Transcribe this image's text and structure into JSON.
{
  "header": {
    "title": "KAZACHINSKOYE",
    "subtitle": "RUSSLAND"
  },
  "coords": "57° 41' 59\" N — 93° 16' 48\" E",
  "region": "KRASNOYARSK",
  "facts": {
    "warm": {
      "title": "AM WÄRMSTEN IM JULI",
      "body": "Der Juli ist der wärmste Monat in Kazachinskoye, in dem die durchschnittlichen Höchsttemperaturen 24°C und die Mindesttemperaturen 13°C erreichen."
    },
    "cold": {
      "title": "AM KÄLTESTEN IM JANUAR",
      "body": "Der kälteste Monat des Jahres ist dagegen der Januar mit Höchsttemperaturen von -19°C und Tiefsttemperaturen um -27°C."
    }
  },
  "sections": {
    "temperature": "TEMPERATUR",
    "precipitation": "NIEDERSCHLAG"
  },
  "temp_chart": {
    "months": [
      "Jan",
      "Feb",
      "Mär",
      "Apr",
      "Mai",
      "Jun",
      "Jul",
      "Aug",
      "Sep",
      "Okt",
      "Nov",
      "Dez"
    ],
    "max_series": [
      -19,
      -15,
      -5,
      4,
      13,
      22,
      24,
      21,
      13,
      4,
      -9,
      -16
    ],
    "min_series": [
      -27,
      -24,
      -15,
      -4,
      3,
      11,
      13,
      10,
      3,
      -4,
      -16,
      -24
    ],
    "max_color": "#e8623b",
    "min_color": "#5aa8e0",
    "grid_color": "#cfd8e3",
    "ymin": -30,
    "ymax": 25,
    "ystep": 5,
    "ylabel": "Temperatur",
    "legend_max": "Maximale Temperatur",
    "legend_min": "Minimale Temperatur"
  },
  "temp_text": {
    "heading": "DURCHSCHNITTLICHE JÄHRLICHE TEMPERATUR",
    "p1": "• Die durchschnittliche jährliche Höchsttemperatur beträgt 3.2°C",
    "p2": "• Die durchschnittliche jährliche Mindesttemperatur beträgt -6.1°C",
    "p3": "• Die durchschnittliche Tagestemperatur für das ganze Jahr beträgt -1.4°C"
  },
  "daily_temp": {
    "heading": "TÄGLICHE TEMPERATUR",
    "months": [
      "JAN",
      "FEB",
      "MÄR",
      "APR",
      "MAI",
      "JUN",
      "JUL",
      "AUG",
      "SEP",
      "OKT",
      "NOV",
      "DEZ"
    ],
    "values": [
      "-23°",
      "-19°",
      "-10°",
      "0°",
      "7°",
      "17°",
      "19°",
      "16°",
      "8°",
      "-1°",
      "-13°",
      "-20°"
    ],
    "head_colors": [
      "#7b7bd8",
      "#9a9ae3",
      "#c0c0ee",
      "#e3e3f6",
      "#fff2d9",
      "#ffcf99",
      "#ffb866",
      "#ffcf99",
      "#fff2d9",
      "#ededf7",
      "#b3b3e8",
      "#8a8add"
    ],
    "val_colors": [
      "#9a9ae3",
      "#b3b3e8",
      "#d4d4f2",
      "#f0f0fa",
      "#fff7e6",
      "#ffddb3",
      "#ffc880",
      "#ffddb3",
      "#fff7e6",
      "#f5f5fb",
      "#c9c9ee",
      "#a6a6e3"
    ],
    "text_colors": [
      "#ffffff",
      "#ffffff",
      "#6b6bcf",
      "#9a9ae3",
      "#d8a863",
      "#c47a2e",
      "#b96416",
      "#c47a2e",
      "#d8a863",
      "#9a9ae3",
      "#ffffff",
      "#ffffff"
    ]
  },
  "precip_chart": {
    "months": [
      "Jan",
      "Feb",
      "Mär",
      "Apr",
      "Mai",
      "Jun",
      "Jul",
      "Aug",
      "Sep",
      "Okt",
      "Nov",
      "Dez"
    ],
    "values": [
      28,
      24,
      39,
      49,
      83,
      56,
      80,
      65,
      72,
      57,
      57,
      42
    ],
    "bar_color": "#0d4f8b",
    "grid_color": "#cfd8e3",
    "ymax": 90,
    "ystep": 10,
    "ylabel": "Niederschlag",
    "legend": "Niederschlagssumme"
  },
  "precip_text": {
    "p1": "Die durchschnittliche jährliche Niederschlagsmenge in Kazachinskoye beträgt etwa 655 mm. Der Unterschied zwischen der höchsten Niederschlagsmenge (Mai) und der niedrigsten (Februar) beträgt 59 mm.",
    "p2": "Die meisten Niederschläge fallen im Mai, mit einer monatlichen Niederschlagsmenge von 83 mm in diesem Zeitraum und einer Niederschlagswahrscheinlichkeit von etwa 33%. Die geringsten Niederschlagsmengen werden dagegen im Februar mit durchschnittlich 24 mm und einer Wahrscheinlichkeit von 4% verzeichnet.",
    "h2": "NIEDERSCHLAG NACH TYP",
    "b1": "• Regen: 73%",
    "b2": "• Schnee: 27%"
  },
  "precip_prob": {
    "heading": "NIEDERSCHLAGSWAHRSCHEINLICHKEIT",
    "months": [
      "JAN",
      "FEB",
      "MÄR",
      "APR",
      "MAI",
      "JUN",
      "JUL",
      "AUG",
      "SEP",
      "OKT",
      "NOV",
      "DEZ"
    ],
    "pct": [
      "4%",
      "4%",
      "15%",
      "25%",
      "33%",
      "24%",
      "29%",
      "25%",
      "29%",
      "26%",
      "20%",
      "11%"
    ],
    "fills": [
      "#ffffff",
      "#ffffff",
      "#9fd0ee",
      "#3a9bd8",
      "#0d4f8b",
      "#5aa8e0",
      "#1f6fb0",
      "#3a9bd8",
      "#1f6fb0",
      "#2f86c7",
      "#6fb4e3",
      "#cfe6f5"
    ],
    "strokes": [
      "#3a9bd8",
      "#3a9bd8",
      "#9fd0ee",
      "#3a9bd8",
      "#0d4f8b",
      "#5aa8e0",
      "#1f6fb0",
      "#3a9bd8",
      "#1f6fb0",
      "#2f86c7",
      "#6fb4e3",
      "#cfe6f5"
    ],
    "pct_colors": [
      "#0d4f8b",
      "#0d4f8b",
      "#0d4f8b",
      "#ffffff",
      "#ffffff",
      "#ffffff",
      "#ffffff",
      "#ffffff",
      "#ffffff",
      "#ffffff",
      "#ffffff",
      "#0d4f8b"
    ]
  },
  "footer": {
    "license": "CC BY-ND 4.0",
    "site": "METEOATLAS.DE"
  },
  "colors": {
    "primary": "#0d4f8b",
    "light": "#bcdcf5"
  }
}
------------------------
WHAT IS EXPECTED:
Using the listing above, please repeat every entry exactly.

FULL SOLUTION:
Transcribe this image's text and structure into JSON.
{
  "header": {
    "title": "KAZACHINSKOYE",
    "subtitle": "RUSSLAND"
  },
  "coords": "57° 41' 59\" N — 93° 16' 48\" E",
  "region": "KRASNOYARSK",
  "facts": {
    "warm": {
      "title": "AM WÄRMSTEN IM JULI",
      "body": "Der Juli ist der wärmste Monat in Kazachinskoye, in dem die durchschnittlichen Höchsttemperaturen 24°C und die Mindesttemperaturen 13°C erreichen."
    },
    "cold": {
      "title": "AM KÄLTESTEN IM JANUAR",
      "body": "Der kälteste Monat des Jahres ist dagegen der Januar mit Höchsttemperaturen von -19°C und Tiefsttemperaturen um -27°C."
    }
  },
  "sections": {
    "temperature": "TEMPERATUR",
    "precipitation": "NIEDERSCHLAG"
  },
  "temp_chart": {
    "months": [
      "Jan",
      "Feb",
      "Mär",
      "Apr",
      "Mai",
      "Jun",
      "Jul",
      "Aug",
      "Sep",
      "Okt",
      "Nov",
      "Dez"
    ],
    "max_series": [
      -19,
      -15,
      -5,
      4,
      13,
      22,
      24,
      21,
      13,
      4,
      -9,
      -16
    ],
    "min_series": [
      -27,
      -24,
      -15,
      -4,
      3,
      11,
      13,
      10,
      3,
      -4,
      -16,
      -24
    ],
    "max_color": "#e8623b",
    "min_color": "#5aa8e0",
    "grid_color": "#cfd8e3",
    "ymin": -30,
    "ymax": 25,
    "ystep": 5,
    "ylabel": "Temperatur",
    "legend_max": "Maximale Temperatur",
    "legend_min": "Minimale Temperatur"
  },
  "temp_text": {
    "heading": "DURCHSCHNITTLICHE JÄHRLICHE TEMPERATUR",
    "p1": "• Die durchschnittliche jährliche Höchsttemperatur beträgt 3.2°C",
    "p2": "• Die durchschnittliche jährliche Mindesttemperatur beträgt -6.1°C",
    "p3": "• Die durchschnittliche Tagestemperatur für das ganze Jahr beträgt -1.4°C"
  },
  "daily_temp": {
    "heading": "TÄGLICHE TEMPERATUR",
    "months": [
      "JAN",
      "FEB",
      "MÄR",
      "APR",
      "MAI",
      "JUN",
      "JUL",
      "AUG",
      "SEP",
      "OKT",
      "NOV",
      "DEZ"
    ],
    "values": [
      "-23°",
      "-19°",
      "-10°",
      "0°",
      "7°",
      "17°",
      "19°",
      "16°",
      "8°",
      "-1°",
      "-13°",
      "-20°"
    ],
    "head_colors": [
      "#7b7bd8",
      "#9a9ae3",
      "#c0c0ee",
      "#e3e3f6",
      "#fff2d9",
      "#ffcf99",
      "#ffb866",
      "#ffcf99",
      "#fff2d9",
      "#ededf7",
      "#b3b3e8",
      "#8a8add"
    ],
    "val_colors": [
      "#9a9ae3",
      "#b3b3e8",
      "#d4d4f2",
      "#f0f0fa",
      "#fff7e6",
      "#ffddb3",
      "#ffc880",
      "#ffddb3",
      "#fff7e6",
      "#f5f5fb",
      "#c9c9ee",
      "#a6a6e3"
    ],
    "text_colors": [
      "#ffffff",
      "#ffffff",
      "#6b6bcf",
      "#9a9ae3",
      "#d8a863",
      "#c47a2e",
      "#b96416",
      "#c47a2e",
      "#d8a863",
      "#9a9ae3",
      "#ffffff",
      "#ffffff"
    ]
  },
  "precip_chart": {
    "months": [
      "Jan",
      "Feb",
      "Mär",
      "Apr",
      "Mai",
      "Jun",
      "Jul",
      "Aug",
      "Sep",
      "Okt",
      "Nov",
      "Dez"
    ],
    "values": [
      28,
      24,
      39,
      49,
      83,
      56,
      80,
      65,
      72,
      57,
      57,
      42
    ],
    "bar_color": "#0d4f8b",
    "grid_color": "#cfd8e3",
    "ymax": 90,
    "ystep": 10,
    "ylabel": "Niederschlag",
    "legend": "Niederschlagssumme"
  },
  "precip_text": {
    "p1": "Die durchschnittliche jährliche Niederschlagsmenge in Kazachinskoye beträgt etwa 655 mm. Der Unterschied zwischen der höchsten Niederschlagsmenge (Mai) und der niedrigsten (Februar) beträgt 59 mm.",
    "p2": "Die meisten Niederschläge fallen im Mai, mit einer monatlichen Niederschlagsmenge von 83 mm in diesem Zeitraum und einer Niederschlagswahrscheinlichkeit von etwa 33%. Die geringsten Niederschlagsmengen werden dagegen im Februar mit durchschnittlich 24 mm und einer Wahrscheinlichkeit von 4% verzeichnet.",
    "h2": "NIEDERSCHLAG NACH TYP",
    "b1": "• Regen: 73%",
    "b2": "• Schnee: 27%"
  },
  "precip_prob": {
    "heading": "NIEDERSCHLAGSWAHRSCHEINLICHKEIT",
    "months": [
      "JAN",
      "FEB",
      "MÄR",
      "APR",
      "MAI",
      "JUN",
      "JUL",
      "AUG",
      "SEP",
      "OKT",
      "NOV",
      "DEZ"
    ],
    "pct": [
      "4%",
      "4%",
      "15%",
      "25%",
      "33%",
      "24%",
      "29%",
      "25%",
      "29%",
      "26%",
      "20%",
      "11%"
    ],
    "fills": [
      "#ffffff",
      "#ffffff",
      "#9fd0ee",
      "#3a9bd8",
      "#0d4f8b",
      "#5aa8e0",
      "#1f6fb0",
      "#3a9bd8",
      "#1f6fb0",
      "#2f86c7",
      "#6fb4e3",
      "#cfe6f5"
    ],
    "strokes": [
      "#3a9bd8",
      "#3a9bd8",
      "#9fd0ee",
      "#3a9bd8",
      "#0d4f8b",
      "#5aa8e0",
      "#1f6fb0",
      "#3a9bd8",
      "#1f6fb0",
      "#2f86c7",
      "#6fb4e3",
      "#cfe6f5"
    ],
    "pct_colors": [
      "#0d4f8b",
      "#0d4f8b",
      "#0d4f8b",
      "#ffffff",
      "#ffffff",
      "#ffffff",
      "#ffffff",
      "#ffffff",
      "#ffffff",
      "#ffffff",
      "#ffffff",
      "#0d4f8b"
    ]
  },
  "footer": {
    "license": "CC BY-ND 4.0",
    "site": "METEOATLAS.DE"
  },
  "colors": {
    "primary": "#0d4f8b",
    "light": "#bcdcf5"
  }
}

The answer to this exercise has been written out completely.